> Work to be completed
Please pull out every line that includes the string "marker".

(Extracts from a graphics dataset)
· · · ·

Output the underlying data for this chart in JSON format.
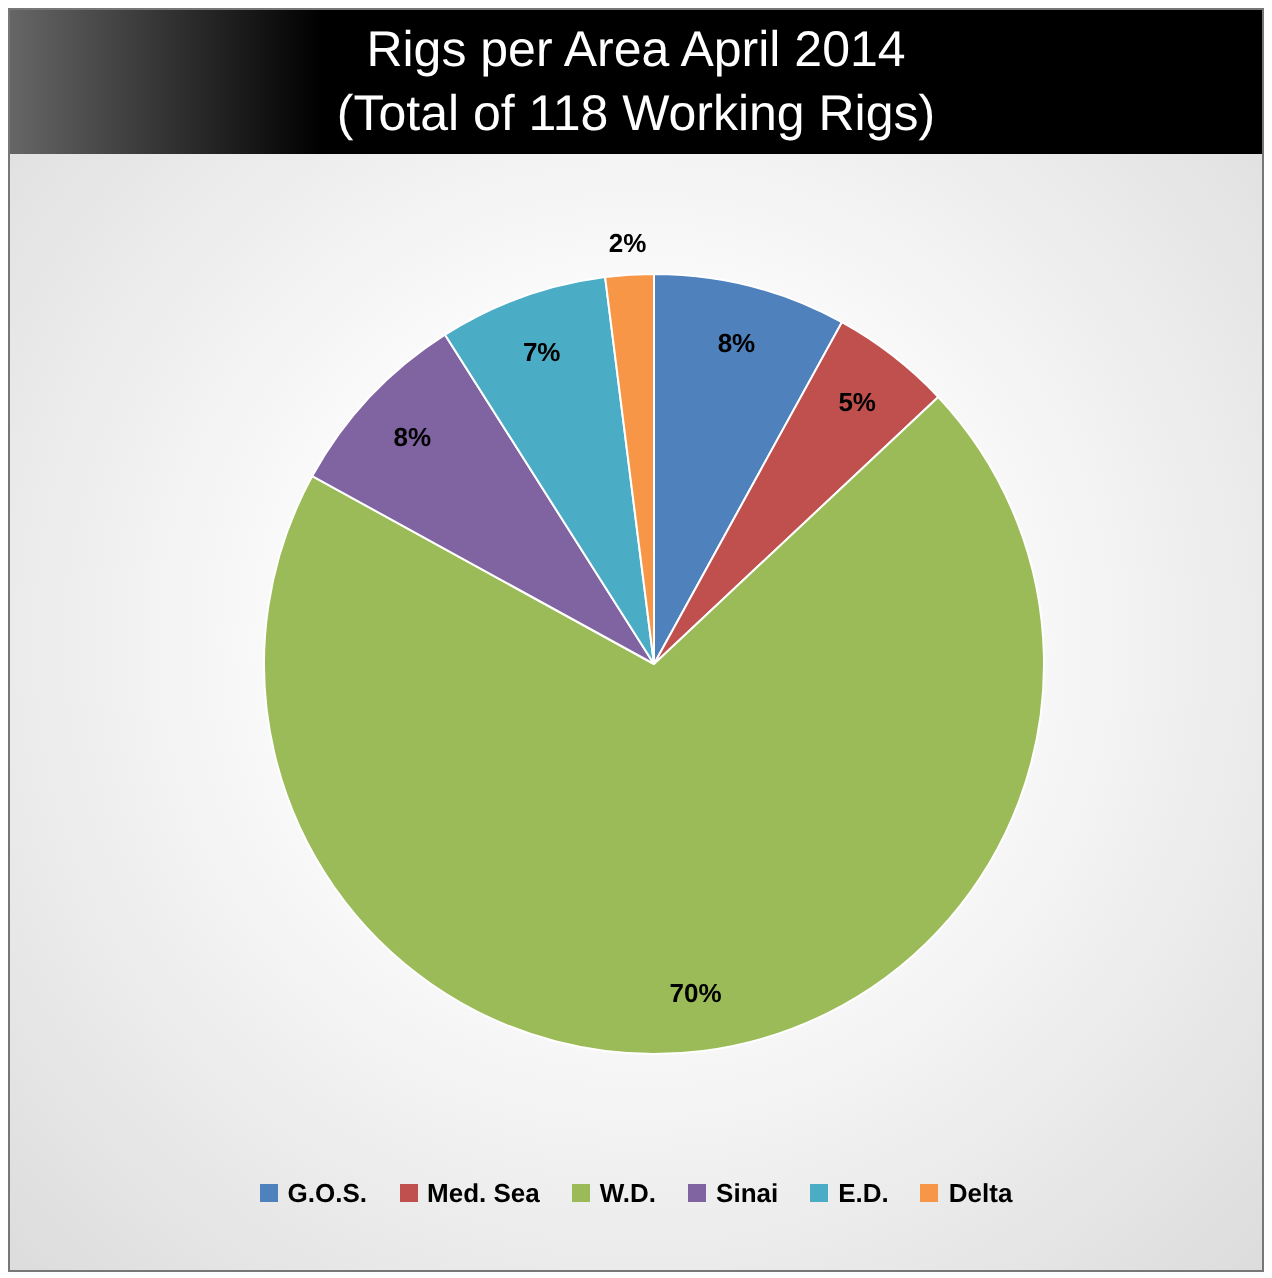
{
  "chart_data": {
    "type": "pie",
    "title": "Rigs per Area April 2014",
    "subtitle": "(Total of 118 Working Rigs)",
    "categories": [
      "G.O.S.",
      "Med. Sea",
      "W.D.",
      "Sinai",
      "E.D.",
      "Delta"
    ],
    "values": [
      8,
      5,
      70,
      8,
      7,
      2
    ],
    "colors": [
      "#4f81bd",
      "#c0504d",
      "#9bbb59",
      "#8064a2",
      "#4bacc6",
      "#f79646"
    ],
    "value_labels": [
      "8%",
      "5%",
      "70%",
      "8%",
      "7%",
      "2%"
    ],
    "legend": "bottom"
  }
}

· · · ·

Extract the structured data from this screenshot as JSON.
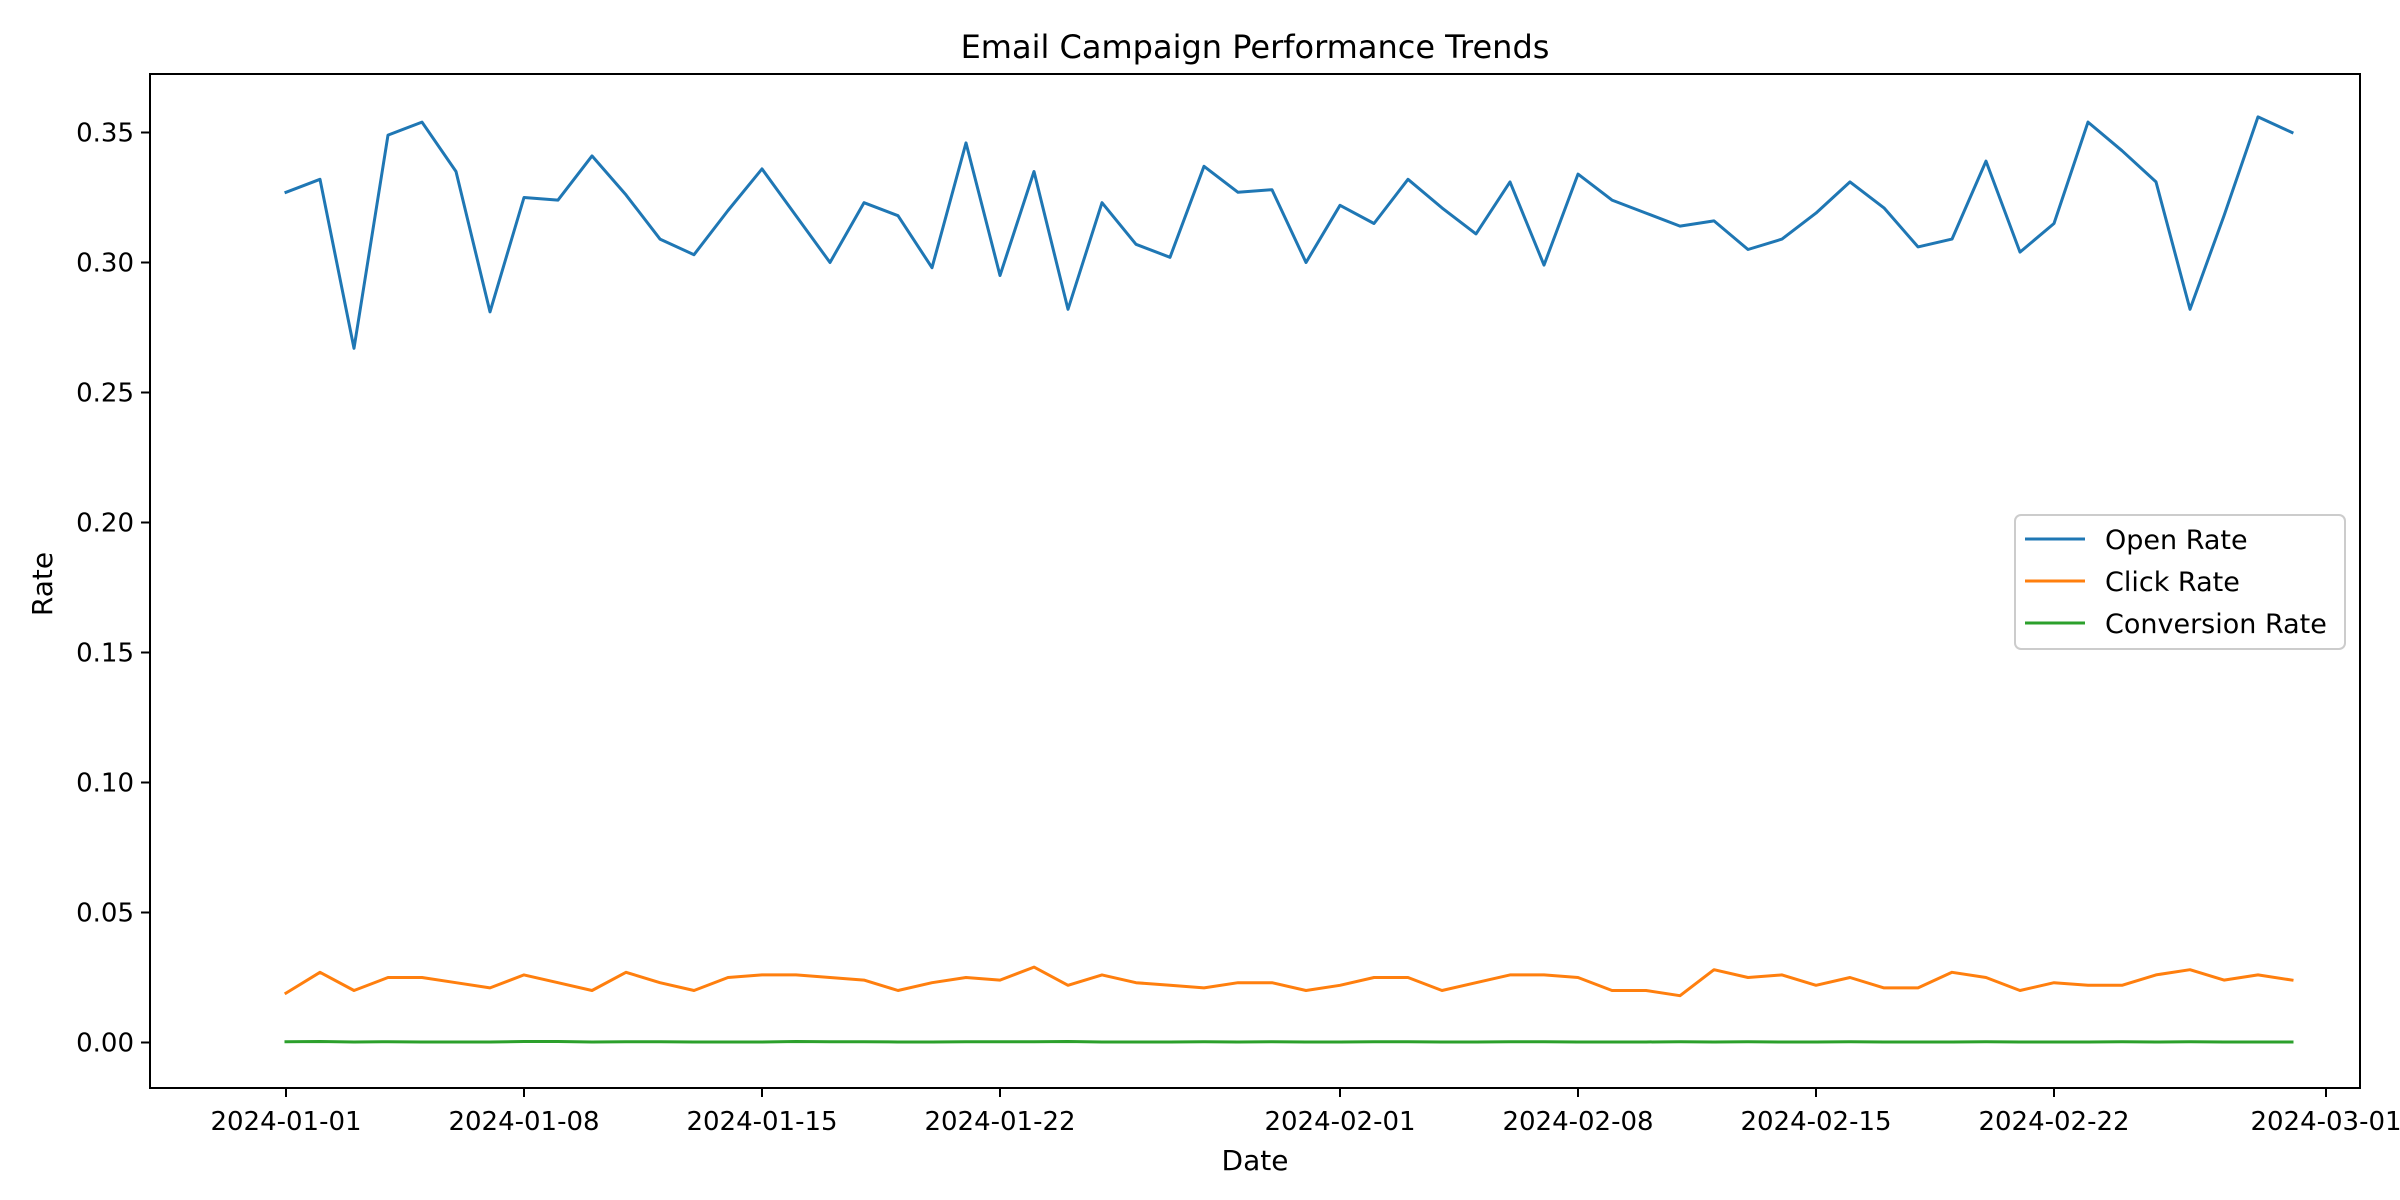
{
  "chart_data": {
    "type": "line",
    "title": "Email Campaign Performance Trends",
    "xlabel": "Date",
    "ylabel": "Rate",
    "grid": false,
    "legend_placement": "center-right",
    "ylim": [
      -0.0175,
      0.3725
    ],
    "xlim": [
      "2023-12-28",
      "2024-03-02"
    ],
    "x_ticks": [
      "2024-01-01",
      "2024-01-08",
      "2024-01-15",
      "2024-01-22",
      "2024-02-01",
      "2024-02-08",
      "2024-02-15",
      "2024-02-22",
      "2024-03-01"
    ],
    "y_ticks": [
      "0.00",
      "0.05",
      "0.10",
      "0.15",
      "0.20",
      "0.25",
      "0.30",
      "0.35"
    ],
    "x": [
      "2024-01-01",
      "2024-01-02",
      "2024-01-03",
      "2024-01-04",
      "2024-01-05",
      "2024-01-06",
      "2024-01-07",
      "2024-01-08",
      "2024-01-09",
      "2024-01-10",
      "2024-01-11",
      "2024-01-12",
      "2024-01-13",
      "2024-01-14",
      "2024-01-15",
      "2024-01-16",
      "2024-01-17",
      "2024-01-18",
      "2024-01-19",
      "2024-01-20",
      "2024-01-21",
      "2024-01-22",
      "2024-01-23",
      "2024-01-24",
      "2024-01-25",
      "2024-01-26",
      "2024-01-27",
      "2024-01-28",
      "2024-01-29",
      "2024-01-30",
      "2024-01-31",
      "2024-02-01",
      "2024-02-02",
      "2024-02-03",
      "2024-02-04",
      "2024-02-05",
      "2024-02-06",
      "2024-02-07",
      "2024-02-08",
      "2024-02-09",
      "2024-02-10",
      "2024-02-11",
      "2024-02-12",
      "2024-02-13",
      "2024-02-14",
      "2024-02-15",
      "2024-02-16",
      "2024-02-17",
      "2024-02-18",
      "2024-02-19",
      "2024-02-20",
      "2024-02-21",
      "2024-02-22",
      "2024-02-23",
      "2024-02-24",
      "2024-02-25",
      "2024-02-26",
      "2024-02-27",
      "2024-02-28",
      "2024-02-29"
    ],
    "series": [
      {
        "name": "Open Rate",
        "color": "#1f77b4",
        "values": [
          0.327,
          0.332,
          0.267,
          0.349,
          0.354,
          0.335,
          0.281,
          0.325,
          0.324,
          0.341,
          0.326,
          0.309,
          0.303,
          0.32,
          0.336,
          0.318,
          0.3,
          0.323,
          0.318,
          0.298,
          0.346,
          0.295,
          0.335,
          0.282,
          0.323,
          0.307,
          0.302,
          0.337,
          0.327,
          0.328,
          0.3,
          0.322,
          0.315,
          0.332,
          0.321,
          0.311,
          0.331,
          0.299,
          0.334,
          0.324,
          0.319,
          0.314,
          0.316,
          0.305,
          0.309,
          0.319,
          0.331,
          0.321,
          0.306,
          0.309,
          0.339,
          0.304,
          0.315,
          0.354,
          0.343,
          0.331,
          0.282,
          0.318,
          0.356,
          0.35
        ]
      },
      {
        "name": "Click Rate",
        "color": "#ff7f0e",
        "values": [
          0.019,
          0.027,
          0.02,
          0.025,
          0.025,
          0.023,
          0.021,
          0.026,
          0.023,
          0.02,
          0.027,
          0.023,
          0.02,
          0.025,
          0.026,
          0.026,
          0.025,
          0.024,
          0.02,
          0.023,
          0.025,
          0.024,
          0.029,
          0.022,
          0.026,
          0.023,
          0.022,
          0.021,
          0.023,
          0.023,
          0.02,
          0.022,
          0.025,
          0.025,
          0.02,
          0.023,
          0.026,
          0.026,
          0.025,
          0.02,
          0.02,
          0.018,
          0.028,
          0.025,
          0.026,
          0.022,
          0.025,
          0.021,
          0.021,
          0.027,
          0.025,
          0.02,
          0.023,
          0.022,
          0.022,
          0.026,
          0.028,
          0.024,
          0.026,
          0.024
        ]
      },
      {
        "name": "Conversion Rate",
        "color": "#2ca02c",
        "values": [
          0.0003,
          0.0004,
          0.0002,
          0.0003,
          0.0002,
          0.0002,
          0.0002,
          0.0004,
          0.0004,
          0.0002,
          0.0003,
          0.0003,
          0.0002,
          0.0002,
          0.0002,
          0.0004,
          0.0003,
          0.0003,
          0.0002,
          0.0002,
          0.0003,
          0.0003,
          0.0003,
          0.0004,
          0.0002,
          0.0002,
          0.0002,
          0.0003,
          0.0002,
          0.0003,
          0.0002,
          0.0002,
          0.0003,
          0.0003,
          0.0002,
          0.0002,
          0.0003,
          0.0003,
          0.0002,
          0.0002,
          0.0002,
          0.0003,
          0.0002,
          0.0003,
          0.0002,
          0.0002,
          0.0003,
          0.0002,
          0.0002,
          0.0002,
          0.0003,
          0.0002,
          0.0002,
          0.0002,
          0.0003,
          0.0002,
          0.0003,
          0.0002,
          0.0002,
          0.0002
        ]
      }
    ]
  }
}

· · · ·

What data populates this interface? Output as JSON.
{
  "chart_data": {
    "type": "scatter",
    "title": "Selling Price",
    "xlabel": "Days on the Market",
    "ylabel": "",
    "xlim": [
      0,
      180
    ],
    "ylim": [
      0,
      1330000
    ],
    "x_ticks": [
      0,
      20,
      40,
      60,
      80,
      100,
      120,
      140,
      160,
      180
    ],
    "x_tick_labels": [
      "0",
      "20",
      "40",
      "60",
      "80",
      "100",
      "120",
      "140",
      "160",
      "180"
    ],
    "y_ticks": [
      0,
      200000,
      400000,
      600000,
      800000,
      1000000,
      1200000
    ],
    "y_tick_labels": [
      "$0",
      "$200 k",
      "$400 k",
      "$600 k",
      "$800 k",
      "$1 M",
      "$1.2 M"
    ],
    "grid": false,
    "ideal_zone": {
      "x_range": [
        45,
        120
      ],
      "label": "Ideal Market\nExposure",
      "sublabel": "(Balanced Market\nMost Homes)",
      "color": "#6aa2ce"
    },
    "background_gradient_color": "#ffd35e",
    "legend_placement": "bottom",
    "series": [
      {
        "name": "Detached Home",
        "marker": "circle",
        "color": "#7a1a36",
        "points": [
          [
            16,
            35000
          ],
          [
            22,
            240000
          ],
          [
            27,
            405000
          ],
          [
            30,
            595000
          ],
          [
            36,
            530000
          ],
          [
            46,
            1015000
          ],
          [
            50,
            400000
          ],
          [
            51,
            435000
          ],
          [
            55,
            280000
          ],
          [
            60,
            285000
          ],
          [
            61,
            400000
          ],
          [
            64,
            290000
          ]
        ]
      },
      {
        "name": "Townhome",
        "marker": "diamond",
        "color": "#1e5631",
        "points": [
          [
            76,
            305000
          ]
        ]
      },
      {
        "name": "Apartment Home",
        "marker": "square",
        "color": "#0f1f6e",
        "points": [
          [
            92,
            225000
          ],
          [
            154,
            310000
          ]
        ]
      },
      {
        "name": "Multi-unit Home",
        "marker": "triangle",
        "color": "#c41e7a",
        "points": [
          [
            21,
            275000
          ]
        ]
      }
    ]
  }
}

· · · ·

> Answer to the problem
        "marker": "circle",
        "marker": "diamond",
        "marker": "square",
        "marker": "triangle",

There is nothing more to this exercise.